_Instruction:_
Work out the number of lines containing "Inver". Give that number alone.
----------------------------------------
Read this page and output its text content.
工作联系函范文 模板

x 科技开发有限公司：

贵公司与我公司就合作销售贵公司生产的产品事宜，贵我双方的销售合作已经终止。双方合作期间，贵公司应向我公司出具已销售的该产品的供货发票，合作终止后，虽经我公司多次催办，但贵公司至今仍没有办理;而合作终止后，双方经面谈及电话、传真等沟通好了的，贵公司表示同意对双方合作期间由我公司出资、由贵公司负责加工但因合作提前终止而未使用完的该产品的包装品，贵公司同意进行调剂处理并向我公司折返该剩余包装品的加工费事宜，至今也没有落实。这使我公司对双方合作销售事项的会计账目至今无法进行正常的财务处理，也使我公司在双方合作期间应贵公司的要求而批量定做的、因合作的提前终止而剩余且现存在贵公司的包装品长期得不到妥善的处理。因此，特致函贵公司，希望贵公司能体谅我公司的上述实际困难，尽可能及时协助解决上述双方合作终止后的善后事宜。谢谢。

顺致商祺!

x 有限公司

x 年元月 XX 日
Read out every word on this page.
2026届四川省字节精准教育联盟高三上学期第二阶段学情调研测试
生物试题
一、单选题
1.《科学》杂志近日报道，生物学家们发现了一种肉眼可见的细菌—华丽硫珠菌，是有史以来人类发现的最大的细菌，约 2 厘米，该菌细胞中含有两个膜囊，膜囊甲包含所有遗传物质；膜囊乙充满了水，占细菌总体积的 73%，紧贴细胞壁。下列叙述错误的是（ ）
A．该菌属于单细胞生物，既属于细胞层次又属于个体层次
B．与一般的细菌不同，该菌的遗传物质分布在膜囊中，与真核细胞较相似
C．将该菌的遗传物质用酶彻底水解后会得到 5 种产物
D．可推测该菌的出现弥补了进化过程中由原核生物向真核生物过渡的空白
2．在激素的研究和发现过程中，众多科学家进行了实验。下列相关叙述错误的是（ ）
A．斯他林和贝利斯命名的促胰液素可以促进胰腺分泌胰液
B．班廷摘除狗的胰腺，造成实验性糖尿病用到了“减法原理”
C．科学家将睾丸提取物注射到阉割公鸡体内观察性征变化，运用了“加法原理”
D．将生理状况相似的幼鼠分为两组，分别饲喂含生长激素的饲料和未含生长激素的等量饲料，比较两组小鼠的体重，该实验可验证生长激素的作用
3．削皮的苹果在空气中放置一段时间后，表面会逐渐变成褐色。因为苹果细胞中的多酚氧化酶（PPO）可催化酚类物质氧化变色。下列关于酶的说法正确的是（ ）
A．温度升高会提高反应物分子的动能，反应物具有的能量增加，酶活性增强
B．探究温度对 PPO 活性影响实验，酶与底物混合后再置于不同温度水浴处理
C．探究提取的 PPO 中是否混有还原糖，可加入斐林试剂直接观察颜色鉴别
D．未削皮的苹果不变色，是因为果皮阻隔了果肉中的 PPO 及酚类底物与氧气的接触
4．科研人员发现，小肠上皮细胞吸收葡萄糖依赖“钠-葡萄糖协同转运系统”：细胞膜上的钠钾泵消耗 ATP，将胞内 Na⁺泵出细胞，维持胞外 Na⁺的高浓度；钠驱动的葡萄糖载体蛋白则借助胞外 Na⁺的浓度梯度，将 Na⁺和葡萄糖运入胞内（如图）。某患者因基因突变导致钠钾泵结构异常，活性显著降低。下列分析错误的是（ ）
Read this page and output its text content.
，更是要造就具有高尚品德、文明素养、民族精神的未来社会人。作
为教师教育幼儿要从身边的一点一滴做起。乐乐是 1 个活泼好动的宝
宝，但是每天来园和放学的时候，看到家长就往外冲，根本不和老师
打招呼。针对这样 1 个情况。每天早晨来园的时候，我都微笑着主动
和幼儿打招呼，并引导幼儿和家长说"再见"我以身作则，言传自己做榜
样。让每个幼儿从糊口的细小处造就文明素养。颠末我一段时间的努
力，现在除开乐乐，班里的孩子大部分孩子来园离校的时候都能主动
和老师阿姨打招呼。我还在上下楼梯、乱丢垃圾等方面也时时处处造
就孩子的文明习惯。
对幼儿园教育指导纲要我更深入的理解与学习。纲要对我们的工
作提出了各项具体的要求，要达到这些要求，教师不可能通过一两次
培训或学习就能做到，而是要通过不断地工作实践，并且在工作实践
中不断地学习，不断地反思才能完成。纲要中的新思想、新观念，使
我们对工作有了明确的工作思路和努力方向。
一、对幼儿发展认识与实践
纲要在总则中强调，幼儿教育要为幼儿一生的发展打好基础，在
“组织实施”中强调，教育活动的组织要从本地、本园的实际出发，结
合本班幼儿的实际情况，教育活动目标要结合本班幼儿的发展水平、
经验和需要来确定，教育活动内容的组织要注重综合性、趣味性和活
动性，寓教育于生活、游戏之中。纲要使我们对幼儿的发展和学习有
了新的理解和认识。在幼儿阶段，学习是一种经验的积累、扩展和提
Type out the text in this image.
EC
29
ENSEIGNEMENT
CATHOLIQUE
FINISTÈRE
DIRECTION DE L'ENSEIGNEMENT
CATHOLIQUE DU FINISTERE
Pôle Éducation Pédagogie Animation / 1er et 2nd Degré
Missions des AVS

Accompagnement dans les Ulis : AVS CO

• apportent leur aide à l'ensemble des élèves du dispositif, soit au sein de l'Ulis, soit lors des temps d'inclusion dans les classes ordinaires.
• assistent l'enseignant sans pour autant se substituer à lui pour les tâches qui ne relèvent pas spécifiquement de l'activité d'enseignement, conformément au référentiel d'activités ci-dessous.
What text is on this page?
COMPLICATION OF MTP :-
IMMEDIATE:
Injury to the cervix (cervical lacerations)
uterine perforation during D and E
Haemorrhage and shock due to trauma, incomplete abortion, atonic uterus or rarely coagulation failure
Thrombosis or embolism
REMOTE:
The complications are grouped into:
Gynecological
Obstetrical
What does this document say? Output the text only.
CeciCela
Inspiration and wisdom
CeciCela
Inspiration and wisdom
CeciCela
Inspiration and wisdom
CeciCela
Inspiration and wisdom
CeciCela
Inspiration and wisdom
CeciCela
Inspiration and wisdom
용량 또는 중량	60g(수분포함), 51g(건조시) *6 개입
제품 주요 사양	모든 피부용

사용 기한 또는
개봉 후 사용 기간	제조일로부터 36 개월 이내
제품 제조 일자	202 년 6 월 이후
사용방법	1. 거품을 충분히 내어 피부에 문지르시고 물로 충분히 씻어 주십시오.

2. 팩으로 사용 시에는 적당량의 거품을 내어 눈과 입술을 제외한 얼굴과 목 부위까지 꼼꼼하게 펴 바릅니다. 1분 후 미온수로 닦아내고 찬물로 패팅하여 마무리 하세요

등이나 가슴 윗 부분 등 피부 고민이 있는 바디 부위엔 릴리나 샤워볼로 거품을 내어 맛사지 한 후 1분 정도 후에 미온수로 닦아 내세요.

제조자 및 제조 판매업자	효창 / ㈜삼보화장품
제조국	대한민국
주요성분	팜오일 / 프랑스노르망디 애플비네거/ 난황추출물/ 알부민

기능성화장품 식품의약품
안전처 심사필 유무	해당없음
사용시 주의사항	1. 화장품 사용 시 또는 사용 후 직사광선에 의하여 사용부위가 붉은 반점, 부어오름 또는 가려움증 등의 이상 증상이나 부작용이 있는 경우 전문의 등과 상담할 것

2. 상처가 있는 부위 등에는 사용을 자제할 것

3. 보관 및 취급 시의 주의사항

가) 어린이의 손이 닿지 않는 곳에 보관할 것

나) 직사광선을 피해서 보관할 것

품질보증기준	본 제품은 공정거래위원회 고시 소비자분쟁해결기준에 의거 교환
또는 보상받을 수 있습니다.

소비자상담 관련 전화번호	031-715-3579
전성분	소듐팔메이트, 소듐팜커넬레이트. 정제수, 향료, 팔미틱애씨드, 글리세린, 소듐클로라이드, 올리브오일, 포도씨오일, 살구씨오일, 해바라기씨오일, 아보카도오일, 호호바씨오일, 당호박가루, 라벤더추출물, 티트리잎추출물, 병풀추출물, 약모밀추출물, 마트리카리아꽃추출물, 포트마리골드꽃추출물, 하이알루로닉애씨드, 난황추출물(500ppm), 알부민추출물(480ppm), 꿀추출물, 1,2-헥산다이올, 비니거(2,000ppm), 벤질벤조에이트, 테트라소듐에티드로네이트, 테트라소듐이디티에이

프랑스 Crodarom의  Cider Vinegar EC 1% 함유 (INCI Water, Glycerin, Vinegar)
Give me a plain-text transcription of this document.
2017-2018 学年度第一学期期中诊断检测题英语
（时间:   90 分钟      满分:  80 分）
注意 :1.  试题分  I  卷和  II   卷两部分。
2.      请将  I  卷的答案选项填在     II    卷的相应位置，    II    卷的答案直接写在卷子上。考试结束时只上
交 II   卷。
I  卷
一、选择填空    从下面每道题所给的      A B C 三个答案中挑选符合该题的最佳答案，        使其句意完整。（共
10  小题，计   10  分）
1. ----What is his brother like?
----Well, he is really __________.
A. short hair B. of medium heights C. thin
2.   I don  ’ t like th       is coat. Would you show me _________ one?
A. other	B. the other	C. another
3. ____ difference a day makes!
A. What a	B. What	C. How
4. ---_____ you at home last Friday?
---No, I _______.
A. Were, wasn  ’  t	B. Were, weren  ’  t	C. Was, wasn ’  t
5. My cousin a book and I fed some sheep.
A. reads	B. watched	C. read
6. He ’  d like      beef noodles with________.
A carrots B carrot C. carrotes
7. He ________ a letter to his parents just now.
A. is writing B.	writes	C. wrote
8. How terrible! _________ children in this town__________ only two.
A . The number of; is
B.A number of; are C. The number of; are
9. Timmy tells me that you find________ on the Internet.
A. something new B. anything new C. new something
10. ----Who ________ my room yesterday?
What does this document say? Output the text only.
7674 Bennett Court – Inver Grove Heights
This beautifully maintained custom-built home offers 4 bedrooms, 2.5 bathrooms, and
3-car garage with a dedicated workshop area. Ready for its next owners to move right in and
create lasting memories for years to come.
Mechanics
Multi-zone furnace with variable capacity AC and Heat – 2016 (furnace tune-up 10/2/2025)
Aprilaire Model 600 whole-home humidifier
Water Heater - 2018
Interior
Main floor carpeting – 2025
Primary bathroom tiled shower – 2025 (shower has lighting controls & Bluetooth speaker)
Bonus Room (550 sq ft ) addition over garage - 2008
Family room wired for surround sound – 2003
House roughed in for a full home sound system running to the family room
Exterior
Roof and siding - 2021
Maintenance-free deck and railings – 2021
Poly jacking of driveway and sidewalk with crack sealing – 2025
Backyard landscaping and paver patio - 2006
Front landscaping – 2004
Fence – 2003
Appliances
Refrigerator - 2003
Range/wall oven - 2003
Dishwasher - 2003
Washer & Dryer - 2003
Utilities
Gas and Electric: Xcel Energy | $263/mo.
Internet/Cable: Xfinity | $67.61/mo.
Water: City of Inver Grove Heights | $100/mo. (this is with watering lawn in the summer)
----------------------------------------
_Worked solution:_
2